→ Task goal: All entries must be extracted exactly, with nothing added or dropped.
── Task inputs ──
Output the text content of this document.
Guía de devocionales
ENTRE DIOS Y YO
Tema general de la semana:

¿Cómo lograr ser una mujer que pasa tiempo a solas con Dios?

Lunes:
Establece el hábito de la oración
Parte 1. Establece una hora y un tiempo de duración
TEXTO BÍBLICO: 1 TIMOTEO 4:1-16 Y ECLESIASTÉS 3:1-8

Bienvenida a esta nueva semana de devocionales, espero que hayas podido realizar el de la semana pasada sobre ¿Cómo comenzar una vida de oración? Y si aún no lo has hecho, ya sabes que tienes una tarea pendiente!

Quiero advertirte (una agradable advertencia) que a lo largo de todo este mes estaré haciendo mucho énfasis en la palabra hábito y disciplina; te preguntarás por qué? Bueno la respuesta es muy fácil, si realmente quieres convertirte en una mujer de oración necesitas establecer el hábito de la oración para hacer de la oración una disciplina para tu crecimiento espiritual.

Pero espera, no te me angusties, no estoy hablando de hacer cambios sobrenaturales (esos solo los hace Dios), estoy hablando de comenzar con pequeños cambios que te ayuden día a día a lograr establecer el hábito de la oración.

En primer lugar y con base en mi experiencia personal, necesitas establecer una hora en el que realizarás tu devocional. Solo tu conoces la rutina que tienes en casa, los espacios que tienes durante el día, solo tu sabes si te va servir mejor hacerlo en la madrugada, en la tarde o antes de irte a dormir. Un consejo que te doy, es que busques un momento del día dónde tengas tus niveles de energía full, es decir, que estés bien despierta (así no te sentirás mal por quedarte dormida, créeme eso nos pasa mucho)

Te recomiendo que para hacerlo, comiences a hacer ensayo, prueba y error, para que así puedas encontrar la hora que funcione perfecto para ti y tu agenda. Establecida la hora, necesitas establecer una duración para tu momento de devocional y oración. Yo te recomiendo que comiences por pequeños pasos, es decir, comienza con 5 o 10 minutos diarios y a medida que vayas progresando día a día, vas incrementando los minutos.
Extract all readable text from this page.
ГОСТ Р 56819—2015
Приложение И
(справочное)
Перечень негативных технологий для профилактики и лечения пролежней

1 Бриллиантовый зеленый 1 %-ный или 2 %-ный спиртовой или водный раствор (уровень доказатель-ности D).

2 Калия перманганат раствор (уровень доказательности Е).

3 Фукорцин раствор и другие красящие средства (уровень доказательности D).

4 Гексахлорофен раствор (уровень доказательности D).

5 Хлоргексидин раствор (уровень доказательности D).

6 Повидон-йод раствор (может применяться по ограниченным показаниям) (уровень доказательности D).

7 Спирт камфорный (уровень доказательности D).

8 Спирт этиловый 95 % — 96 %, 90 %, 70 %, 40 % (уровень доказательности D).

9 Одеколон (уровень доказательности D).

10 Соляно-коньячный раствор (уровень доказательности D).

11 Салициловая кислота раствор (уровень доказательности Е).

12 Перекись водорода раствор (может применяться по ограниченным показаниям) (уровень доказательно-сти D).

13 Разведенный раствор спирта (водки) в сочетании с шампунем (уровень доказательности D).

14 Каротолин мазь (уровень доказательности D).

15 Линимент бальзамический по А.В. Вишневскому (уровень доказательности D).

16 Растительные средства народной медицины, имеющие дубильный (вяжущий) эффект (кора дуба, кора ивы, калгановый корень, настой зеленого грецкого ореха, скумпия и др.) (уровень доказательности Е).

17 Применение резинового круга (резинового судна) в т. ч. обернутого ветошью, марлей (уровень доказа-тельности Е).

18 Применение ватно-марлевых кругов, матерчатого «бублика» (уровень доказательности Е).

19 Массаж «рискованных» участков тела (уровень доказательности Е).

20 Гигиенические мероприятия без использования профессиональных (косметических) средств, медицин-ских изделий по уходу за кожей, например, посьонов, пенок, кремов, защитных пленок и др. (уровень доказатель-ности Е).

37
───
→ Task output:
Output the text content of this document.
Guía de devocionales
ENTRE DIOS Y YO
Tema general de la semana:

¿Cómo lograr ser una mujer que pasa tiempo a solas con Dios?

Lunes:
Establece el hábito de la oración
Parte 1. Establece una hora y un tiempo de duración
TEXTO BÍBLICO: 1 TIMOTEO 4:1-16 Y ECLESIASTÉS 3:1-8

Bienvenida a esta nueva semana de devocionales, espero que hayas podido realizar el de la semana pasada sobre ¿Cómo comenzar una vida de oración? Y si aún no lo has hecho, ya sabes que tienes una tarea pendiente!

Quiero advertirte (una agradable advertencia) que a lo largo de todo este mes estaré haciendo mucho énfasis en la palabra hábito y disciplina; te preguntarás por qué? Bueno la respuesta es muy fácil, si realmente quieres convertirte en una mujer de oración necesitas establecer el hábito de la oración para hacer de la oración una disciplina para tu crecimiento espiritual.

Pero espera, no te me angusties, no estoy hablando de hacer cambios sobrenaturales (esos solo los hace Dios), estoy hablando de comenzar con pequeños cambios que te ayuden día a día a lograr establecer el hábito de la oración.

En primer lugar y con base en mi experiencia personal, necesitas establecer una hora en el que realizarás tu devocional. Solo tu conoces la rutina que tienes en casa, los espacios que tienes durante el día, solo tu sabes si te va servir mejor hacerlo en la madrugada, en la tarde o antes de irte a dormir. Un consejo que te doy, es que busques un momento del día dónde tengas tus niveles de energía full, es decir, que estés bien despierta (así no te sentirás mal por quedarte dormida, créeme eso nos pasa mucho)

Te recomiendo que para hacerlo, comiences a hacer ensayo, prueba y error, para que así puedas encontrar la hora que funcione perfecto para ti y tu agenda. Establecida la hora, necesitas establecer una duración para tu momento de devocional y oración. Yo te recomiendo que comiences por pequeños pasos, es decir, comienza con 5 o 10 minutos diarios y a medida que vayas progresando día a día, vas incrementando los minutos.
Extract all readable text from this page.
ГОСТ Р 56819—2015
Приложение И
(справочное)
Перечень негативных технологий для профилактики и лечения пролежней

1 Бриллиантовый зеленый 1 %-ный или 2 %-ный спиртовой или водный раствор (уровень доказатель-ности D).

2 Калия перманганат раствор (уровень доказательности Е).

3 Фукорцин раствор и другие красящие средства (уровень доказательности D).

4 Гексахлорофен раствор (уровень доказательности D).

5 Хлоргексидин раствор (уровень доказательности D).

6 Повидон-йод раствор (может применяться по ограниченным показаниям) (уровень доказательности D).

7 Спирт камфорный (уровень доказательности D).

8 Спирт этиловый 95 % — 96 %, 90 %, 70 %, 40 % (уровень доказательности D).

9 Одеколон (уровень доказательности D).

10 Соляно-коньячный раствор (уровень доказательности D).

11 Салициловая кислота раствор (уровень доказательности Е).

12 Перекись водорода раствор (может применяться по ограниченным показаниям) (уровень доказательно-сти D).

13 Разведенный раствор спирта (водки) в сочетании с шампунем (уровень доказательности D).

14 Каротолин мазь (уровень доказательности D).

15 Линимент бальзамический по А.В. Вишневскому (уровень доказательности D).

16 Растительные средства народной медицины, имеющие дубильный (вяжущий) эффект (кора дуба, кора ивы, калгановый корень, настой зеленого грецкого ореха, скумпия и др.) (уровень доказательности Е).

17 Применение резинового круга (резинового судна) в т. ч. обернутого ветошью, марлей (уровень доказа-тельности Е).

18 Применение ватно-марлевых кругов, матерчатого «бублика» (уровень доказательности Е).

19 Массаж «рискованных» участков тела (уровень доказательности Е).

20 Гигиенические мероприятия без использования профессиональных (косметических) средств, медицин-ских изделий по уходу за кожей, например, посьонов, пенок, кремов, защитных пленок и др. (уровень доказатель-ности Е).

37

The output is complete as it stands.